>> START Records provided

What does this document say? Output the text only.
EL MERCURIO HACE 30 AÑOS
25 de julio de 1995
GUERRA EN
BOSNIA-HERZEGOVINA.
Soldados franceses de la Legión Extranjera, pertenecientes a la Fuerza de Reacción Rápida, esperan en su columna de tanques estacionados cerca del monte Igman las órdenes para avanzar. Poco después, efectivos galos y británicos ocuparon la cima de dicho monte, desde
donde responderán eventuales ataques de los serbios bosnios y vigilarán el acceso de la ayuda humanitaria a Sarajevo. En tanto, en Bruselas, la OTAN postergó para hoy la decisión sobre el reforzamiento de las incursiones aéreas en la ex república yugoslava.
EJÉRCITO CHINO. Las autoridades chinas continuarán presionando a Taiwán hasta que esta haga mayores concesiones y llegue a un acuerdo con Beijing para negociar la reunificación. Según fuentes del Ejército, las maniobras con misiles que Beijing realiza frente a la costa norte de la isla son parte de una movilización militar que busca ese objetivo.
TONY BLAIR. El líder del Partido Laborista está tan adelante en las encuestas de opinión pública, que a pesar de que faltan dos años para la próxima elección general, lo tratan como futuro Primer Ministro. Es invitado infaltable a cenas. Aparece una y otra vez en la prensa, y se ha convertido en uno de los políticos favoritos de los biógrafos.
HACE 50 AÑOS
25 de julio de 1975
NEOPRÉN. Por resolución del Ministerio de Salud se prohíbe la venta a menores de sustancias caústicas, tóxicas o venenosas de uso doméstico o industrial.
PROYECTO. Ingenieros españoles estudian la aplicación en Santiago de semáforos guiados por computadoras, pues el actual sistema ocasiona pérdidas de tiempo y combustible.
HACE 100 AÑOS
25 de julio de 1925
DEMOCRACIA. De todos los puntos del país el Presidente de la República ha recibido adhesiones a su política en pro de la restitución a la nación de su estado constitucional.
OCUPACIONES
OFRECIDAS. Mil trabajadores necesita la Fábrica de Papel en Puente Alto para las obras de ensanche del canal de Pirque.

>> END Records provided
>> START Records provided

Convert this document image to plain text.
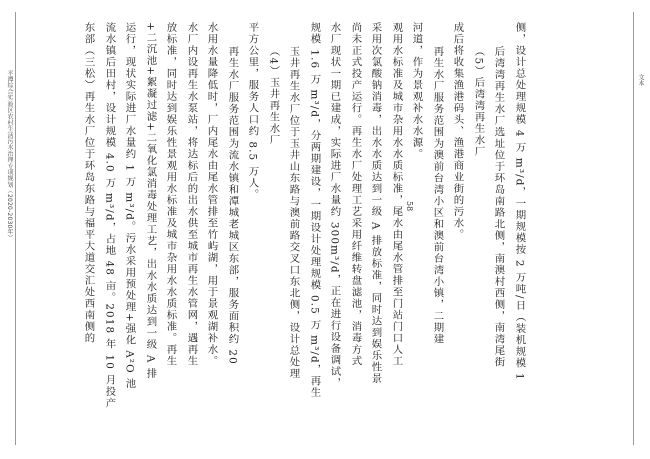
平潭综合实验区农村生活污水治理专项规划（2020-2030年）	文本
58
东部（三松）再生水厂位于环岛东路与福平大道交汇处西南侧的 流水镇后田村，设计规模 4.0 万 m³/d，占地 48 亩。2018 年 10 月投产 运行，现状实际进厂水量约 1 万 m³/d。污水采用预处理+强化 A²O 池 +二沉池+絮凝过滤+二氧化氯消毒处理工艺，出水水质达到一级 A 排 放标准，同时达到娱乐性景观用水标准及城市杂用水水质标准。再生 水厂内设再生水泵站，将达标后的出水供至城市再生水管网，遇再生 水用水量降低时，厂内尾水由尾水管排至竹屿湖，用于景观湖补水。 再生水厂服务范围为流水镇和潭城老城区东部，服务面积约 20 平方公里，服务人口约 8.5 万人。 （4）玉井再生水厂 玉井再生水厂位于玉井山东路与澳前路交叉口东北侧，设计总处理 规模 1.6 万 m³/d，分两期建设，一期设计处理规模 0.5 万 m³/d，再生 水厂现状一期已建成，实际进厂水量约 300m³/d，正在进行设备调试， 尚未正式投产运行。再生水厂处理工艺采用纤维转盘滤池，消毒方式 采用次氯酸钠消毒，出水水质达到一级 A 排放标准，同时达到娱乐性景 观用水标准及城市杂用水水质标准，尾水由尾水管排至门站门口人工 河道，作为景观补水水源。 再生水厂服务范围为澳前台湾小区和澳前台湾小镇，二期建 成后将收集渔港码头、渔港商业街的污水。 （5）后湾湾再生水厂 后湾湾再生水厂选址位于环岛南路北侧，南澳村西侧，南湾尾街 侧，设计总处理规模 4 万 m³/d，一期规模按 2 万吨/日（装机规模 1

>> END Records provided
>> START Records provided

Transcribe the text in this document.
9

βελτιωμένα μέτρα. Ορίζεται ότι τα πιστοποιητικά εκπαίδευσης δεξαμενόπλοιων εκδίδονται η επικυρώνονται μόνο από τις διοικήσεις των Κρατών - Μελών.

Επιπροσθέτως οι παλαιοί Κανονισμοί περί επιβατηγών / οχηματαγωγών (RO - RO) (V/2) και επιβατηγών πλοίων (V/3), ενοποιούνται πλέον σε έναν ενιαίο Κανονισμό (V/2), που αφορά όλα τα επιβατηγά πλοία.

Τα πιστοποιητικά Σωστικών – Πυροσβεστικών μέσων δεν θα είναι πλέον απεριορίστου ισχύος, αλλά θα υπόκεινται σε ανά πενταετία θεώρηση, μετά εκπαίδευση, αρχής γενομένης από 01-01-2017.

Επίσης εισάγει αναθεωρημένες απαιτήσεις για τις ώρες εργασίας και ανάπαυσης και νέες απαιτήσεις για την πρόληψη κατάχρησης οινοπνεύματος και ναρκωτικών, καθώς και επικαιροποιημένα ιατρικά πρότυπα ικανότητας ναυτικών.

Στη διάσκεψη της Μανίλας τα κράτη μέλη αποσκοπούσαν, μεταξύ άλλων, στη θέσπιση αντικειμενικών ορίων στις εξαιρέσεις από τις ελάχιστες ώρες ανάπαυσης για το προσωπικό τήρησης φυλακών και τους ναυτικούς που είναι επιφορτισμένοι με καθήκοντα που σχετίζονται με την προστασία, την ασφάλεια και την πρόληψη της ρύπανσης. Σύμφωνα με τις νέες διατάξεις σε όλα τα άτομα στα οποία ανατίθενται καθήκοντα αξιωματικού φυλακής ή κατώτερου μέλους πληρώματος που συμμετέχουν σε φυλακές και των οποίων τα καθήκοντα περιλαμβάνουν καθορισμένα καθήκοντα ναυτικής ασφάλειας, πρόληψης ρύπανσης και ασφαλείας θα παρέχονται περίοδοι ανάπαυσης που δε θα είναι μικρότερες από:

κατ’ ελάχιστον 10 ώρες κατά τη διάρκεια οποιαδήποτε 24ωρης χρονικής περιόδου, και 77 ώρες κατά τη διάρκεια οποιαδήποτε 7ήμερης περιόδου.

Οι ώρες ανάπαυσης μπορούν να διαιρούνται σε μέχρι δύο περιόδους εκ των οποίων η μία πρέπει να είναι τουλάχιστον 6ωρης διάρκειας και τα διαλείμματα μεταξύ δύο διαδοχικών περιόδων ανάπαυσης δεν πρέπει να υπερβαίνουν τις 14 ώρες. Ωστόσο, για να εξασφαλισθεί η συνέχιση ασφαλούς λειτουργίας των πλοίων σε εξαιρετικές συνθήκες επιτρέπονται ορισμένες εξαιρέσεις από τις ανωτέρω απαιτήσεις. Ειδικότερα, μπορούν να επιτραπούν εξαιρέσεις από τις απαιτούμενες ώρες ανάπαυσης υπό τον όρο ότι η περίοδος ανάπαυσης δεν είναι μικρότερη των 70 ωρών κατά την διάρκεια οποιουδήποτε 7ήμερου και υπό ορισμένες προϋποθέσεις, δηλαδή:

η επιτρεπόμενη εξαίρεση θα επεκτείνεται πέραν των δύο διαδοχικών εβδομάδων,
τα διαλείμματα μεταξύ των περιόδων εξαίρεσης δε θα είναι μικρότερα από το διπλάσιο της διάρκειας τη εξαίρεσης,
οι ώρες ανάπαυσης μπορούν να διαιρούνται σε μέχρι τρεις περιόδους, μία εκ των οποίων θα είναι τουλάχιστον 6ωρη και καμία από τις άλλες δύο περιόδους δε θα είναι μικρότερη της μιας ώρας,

>> END Records provided

Copy each line of the records containing the string "HACE".

Task result:
EL MERCURIO HACE 30 AÑOS
HACE 50 AÑOS
HACE 100 AÑOS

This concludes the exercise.